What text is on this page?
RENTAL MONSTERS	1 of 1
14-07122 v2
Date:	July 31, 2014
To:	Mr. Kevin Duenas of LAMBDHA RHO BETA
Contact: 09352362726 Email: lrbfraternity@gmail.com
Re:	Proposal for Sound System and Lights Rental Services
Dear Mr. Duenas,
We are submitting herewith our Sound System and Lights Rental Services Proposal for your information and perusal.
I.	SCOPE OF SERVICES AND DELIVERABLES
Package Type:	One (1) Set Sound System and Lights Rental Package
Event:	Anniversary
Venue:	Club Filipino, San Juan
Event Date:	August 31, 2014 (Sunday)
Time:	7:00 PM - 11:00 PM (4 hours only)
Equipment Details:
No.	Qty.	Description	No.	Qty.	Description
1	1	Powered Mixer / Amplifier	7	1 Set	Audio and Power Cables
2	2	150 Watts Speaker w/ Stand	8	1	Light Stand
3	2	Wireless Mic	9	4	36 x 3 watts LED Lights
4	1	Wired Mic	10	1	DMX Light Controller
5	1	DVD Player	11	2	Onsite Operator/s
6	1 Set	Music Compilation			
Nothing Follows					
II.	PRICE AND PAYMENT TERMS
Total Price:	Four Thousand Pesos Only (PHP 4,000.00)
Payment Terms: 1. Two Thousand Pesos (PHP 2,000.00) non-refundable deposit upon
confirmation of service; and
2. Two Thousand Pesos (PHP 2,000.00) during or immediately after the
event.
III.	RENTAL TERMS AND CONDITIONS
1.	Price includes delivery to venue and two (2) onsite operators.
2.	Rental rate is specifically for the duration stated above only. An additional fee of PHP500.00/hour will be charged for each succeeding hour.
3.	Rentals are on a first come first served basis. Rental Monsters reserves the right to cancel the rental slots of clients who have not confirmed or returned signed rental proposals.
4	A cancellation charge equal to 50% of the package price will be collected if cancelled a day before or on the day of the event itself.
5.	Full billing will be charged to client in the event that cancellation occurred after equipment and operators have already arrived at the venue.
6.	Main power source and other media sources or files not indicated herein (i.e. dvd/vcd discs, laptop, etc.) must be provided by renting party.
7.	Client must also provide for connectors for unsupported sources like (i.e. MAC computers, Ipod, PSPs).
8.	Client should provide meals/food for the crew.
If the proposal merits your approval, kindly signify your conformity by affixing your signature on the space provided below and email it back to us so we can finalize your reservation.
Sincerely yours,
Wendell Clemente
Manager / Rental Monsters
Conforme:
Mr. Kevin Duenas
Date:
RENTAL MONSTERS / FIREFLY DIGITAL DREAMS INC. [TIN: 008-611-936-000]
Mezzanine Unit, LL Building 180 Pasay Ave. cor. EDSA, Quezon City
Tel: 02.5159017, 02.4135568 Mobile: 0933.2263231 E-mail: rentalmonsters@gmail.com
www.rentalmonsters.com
------------------------------
* _EXERCISE DESCRIPTION_: From the entries above, select each line containing the string "Pesos".

* _TASK RESULT_:
Total Price:	Four Thousand Pesos Only (PHP 4,000.00)
Payment Terms: 1. Two Thousand Pesos (PHP 2,000.00) non-refundable deposit upon
2. Two Thousand Pesos (PHP 2,000.00) during or immediately after the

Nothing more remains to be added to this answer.